Description of the task
Going through the entries below, find how many lines hold "Soldatovic", then give that number alone.
= = =
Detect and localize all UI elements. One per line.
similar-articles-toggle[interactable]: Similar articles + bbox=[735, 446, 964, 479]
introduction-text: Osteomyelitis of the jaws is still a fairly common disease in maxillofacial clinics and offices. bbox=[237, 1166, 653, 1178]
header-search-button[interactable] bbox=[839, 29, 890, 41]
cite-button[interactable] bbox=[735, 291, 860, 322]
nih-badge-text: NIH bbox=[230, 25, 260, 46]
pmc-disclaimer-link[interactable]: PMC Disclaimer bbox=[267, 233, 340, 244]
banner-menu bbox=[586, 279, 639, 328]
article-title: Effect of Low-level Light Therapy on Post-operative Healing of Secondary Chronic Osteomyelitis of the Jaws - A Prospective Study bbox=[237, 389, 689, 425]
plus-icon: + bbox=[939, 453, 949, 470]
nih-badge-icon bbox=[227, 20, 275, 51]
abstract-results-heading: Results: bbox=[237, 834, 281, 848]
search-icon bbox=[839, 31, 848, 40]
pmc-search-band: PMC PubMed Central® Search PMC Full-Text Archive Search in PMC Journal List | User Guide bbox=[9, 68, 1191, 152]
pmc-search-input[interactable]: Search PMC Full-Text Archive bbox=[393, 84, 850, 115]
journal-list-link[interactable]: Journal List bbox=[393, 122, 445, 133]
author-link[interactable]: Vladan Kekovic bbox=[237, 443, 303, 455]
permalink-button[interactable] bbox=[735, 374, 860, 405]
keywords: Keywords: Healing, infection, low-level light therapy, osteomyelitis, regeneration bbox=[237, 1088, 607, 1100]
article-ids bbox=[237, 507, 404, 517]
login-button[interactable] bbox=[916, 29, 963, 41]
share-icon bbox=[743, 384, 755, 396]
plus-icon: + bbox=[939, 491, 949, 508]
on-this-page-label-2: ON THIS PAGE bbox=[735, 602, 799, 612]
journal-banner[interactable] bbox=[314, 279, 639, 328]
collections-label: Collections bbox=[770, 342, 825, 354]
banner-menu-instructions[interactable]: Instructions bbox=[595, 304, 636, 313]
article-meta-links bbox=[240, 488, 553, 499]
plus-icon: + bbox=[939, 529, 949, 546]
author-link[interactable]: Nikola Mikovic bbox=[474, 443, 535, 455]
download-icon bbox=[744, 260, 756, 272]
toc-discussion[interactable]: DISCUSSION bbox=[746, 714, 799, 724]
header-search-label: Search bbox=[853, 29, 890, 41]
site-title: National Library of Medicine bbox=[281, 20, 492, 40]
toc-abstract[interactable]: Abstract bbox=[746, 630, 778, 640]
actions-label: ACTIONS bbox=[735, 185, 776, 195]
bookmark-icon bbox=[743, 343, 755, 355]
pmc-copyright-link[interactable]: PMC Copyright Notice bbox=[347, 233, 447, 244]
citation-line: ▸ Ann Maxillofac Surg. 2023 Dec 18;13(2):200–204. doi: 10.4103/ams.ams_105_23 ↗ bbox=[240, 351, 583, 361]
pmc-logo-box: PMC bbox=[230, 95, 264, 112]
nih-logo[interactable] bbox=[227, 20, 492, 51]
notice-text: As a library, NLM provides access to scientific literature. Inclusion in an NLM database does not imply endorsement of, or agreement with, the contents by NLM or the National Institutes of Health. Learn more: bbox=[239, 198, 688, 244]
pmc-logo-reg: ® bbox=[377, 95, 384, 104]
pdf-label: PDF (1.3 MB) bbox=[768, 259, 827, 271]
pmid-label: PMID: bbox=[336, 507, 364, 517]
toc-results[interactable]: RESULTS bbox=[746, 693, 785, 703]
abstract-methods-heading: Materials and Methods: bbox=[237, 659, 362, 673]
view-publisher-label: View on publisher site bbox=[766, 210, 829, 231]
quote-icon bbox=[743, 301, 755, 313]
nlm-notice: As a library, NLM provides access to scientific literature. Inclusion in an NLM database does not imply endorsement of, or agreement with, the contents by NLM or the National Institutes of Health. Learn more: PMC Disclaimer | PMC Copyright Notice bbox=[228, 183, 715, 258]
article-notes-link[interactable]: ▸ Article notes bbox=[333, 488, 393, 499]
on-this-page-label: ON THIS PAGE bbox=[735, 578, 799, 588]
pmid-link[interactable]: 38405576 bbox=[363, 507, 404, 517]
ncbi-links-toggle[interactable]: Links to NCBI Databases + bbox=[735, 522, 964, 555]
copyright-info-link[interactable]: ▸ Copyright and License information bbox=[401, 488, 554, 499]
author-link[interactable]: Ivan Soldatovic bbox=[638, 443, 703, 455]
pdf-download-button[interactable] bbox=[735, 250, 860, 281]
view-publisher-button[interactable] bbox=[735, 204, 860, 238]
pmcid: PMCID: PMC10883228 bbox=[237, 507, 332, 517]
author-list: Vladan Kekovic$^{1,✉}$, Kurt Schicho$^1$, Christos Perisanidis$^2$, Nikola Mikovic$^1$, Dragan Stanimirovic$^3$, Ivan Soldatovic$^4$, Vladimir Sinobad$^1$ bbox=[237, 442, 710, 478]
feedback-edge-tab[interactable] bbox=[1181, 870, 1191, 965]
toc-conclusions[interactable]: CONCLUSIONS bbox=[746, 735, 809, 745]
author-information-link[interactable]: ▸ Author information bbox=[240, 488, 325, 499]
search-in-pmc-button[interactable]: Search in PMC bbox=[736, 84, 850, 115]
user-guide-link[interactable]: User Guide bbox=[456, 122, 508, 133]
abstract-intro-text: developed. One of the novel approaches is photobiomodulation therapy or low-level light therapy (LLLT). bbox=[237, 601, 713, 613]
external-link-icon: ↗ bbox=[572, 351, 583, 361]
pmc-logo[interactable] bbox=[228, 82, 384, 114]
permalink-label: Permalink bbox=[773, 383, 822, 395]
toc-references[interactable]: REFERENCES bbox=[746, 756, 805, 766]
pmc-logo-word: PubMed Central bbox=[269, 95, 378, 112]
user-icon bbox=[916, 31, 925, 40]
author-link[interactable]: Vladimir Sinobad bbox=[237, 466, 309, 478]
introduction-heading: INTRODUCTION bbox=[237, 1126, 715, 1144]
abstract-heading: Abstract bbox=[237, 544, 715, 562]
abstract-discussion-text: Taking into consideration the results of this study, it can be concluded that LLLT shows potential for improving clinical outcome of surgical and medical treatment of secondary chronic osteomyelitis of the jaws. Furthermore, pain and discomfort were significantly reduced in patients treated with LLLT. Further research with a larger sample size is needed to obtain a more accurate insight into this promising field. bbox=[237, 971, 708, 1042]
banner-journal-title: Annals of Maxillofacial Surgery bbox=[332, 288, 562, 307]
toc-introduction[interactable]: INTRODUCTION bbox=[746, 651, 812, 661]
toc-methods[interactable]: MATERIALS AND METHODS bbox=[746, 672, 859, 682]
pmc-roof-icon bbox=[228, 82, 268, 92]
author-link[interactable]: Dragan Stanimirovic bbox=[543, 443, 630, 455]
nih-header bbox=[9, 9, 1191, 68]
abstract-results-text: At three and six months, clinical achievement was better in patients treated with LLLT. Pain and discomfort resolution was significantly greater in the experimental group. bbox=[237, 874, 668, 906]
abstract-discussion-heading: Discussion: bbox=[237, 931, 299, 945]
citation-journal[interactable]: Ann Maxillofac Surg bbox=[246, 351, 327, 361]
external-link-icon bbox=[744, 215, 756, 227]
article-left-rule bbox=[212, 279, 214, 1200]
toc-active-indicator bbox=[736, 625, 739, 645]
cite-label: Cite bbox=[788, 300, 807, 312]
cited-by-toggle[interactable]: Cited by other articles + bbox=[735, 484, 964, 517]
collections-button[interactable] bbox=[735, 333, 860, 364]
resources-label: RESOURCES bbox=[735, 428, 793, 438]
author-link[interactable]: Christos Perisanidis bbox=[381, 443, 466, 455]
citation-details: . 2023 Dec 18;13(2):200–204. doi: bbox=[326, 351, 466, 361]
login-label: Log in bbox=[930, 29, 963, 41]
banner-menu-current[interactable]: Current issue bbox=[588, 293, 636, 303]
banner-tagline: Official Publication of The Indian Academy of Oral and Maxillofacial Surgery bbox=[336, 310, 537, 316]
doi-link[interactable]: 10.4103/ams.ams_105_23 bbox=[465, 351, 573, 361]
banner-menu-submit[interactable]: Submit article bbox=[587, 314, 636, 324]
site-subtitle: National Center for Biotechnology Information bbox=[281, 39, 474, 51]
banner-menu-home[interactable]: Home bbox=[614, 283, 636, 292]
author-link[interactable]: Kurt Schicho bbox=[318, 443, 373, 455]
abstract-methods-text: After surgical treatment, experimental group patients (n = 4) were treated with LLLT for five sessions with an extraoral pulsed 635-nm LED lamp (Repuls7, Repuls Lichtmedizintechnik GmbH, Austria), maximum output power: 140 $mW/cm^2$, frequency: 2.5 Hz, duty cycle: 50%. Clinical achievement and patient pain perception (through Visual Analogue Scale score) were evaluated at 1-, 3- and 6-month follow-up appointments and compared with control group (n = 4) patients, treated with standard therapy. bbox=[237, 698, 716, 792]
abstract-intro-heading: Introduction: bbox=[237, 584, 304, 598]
= = =
Response box
2